━━━━━ Supplied information ━━━━━

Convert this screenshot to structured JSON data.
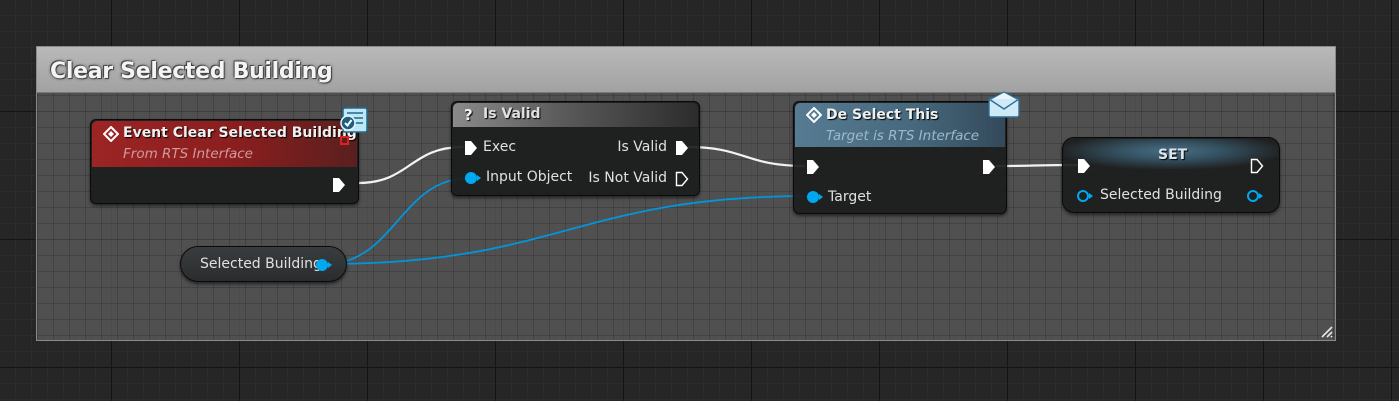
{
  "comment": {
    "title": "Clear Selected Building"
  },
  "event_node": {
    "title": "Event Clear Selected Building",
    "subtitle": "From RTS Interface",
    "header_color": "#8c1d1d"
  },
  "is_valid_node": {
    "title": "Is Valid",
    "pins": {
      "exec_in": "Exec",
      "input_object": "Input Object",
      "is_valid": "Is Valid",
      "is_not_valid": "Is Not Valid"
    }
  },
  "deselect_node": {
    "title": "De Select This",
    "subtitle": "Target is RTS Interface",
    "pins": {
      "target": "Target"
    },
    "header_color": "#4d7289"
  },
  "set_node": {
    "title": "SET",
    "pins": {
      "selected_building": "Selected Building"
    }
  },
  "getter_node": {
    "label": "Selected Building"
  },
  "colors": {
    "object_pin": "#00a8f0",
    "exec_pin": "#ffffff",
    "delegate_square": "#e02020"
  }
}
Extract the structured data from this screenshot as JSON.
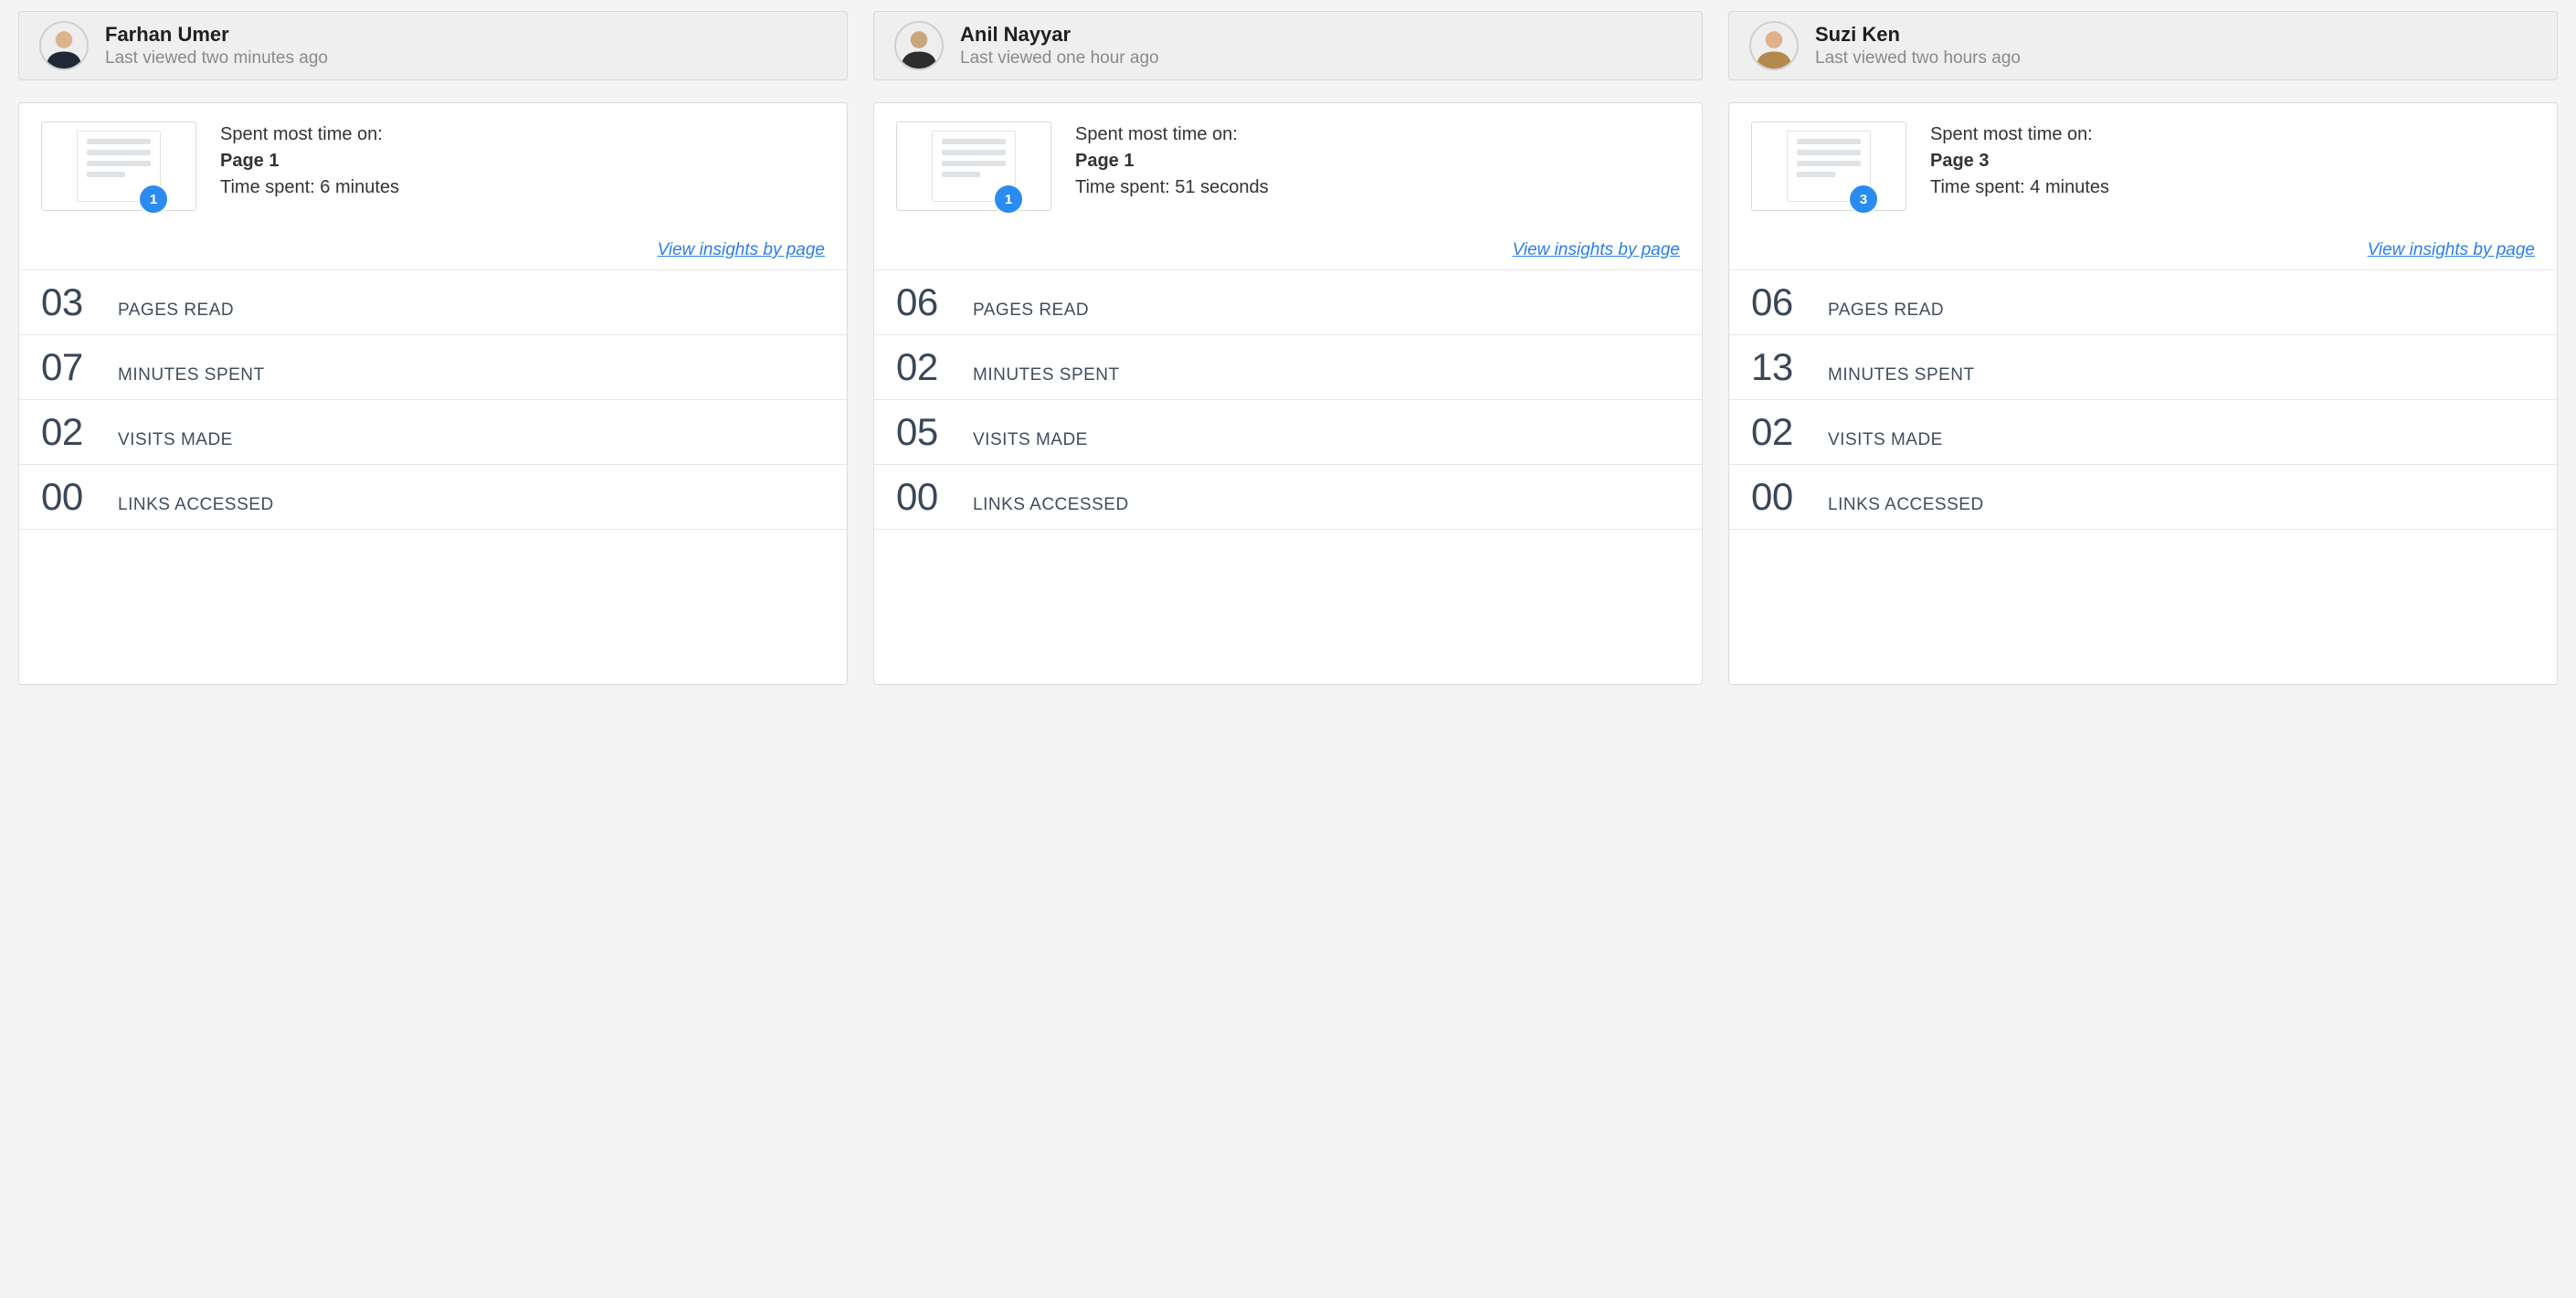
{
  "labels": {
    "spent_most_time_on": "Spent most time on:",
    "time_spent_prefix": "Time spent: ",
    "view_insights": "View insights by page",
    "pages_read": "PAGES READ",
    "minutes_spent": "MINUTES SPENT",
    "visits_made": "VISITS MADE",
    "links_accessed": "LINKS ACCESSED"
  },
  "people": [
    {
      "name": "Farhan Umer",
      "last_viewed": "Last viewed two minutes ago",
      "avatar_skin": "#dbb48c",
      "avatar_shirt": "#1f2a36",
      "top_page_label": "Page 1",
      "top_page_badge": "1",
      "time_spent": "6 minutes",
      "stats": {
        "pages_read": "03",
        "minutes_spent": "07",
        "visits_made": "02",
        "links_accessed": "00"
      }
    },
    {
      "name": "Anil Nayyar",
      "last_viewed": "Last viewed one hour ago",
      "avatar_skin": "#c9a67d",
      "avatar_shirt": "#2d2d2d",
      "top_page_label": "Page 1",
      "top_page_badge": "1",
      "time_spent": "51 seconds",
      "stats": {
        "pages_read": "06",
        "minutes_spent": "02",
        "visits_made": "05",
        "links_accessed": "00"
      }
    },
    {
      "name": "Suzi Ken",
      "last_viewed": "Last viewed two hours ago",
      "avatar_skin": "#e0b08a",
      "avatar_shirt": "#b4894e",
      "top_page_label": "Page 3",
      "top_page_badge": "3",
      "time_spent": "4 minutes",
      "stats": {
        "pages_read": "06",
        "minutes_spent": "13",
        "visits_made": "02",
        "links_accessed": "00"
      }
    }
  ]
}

━━━━━

**Requirements:**
All of the material above is to be copied exactly, except for its images.

**Solution to this exercise:**
Convert this screenshot to structured JSON data.
{
  "comment": {
    "title": "Clear Selected Building"
  },
  "event_node": {
    "title": "Event Clear Selected Building",
    "subtitle": "From RTS Interface",
    "header_color": "#8c1d1d"
  },
  "is_valid_node": {
    "title": "Is Valid",
    "pins": {
      "exec_in": "Exec",
      "input_object": "Input Object",
      "is_valid": "Is Valid",
      "is_not_valid": "Is Not Valid"
    }
  },
  "deselect_node": {
    "title": "De Select This",
    "subtitle": "Target is RTS Interface",
    "pins": {
      "target": "Target"
    },
    "header_color": "#4d7289"
  },
  "set_node": {
    "title": "SET",
    "pins": {
      "selected_building": "Selected Building"
    }
  },
  "getter_node": {
    "label": "Selected Building"
  },
  "colors": {
    "object_pin": "#00a8f0",
    "exec_pin": "#ffffff",
    "delegate_square": "#e02020"
  }
}
Extract the structured data from this screenshot as JSON.
{
  "labels": {
    "spent_most_time_on": "Spent most time on:",
    "time_spent_prefix": "Time spent: ",
    "view_insights": "View insights by page",
    "pages_read": "PAGES READ",
    "minutes_spent": "MINUTES SPENT",
    "visits_made": "VISITS MADE",
    "links_accessed": "LINKS ACCESSED"
  },
  "people": [
    {
      "name": "Farhan Umer",
      "last_viewed": "Last viewed two minutes ago",
      "avatar_skin": "#dbb48c",
      "avatar_shirt": "#1f2a36",
      "top_page_label": "Page 1",
      "top_page_badge": "1",
      "time_spent": "6 minutes",
      "stats": {
        "pages_read": "03",
        "minutes_spent": "07",
        "visits_made": "02",
        "links_accessed": "00"
      }
    },
    {
      "name": "Anil Nayyar",
      "last_viewed": "Last viewed one hour ago",
      "avatar_skin": "#c9a67d",
      "avatar_shirt": "#2d2d2d",
      "top_page_label": "Page 1",
      "top_page_badge": "1",
      "time_spent": "51 seconds",
      "stats": {
        "pages_read": "06",
        "minutes_spent": "02",
        "visits_made": "05",
        "links_accessed": "00"
      }
    },
    {
      "name": "Suzi Ken",
      "last_viewed": "Last viewed two hours ago",
      "avatar_skin": "#e0b08a",
      "avatar_shirt": "#b4894e",
      "top_page_label": "Page 3",
      "top_page_badge": "3",
      "time_spent": "4 minutes",
      "stats": {
        "pages_read": "06",
        "minutes_spent": "13",
        "visits_made": "02",
        "links_accessed": "00"
      }
    }
  ]
}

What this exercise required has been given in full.